-- GIVEN EXERCISE --
Examine the entries and show every line in which the word "true" is found.

[START]

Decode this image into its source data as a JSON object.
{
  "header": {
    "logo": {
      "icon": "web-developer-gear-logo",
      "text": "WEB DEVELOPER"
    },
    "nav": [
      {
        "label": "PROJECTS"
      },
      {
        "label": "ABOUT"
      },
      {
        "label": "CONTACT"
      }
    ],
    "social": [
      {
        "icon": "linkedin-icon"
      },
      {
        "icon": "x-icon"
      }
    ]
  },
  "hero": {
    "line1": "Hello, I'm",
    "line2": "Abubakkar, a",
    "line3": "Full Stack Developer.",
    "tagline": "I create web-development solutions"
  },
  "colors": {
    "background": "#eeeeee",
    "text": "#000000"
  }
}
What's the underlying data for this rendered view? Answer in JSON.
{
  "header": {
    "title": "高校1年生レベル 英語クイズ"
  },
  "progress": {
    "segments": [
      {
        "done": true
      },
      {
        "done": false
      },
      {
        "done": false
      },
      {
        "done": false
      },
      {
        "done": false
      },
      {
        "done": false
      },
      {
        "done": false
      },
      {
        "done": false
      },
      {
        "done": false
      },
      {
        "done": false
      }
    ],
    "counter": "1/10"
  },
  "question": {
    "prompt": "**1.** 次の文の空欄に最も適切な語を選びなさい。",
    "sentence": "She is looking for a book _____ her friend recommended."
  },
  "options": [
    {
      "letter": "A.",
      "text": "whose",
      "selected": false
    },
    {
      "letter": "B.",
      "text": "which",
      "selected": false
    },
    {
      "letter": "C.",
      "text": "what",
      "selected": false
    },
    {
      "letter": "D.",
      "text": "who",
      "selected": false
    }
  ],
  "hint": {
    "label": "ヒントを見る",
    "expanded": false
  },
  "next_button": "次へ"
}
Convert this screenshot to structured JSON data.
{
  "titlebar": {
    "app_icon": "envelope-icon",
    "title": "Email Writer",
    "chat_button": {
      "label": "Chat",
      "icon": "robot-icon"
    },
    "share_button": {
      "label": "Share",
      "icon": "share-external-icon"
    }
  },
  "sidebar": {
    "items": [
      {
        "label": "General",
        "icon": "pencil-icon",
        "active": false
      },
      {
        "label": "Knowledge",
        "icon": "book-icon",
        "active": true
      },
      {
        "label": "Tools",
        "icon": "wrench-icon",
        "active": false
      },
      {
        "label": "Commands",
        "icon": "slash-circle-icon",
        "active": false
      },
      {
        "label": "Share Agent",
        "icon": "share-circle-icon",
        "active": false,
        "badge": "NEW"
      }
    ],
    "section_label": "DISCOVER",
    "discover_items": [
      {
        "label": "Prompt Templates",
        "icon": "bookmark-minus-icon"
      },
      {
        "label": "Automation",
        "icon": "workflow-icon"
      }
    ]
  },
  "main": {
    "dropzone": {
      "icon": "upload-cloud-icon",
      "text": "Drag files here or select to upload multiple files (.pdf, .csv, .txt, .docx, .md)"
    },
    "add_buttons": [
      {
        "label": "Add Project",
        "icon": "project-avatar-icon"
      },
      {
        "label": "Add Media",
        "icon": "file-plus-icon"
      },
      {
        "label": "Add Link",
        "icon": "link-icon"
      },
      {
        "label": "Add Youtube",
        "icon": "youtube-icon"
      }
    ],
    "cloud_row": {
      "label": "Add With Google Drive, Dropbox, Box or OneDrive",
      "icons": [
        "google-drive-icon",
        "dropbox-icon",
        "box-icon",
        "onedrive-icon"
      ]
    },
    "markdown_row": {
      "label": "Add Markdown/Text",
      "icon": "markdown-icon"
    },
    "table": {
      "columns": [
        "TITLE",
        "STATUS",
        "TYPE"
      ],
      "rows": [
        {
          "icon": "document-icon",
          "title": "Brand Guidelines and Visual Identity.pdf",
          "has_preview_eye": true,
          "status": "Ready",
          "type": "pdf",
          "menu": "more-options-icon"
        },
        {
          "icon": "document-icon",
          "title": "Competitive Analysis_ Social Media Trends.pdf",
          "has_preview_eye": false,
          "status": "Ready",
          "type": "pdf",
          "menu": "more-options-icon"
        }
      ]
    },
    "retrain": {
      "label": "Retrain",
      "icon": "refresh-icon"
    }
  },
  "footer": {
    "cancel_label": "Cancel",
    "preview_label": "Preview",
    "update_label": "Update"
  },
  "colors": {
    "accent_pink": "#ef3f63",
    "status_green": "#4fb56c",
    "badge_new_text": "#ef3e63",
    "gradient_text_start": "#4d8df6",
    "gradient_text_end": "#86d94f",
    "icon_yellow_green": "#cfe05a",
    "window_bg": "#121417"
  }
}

[END]

-- SOLUTION --
        "done": true
        "active": true
          "has_preview_eye": true,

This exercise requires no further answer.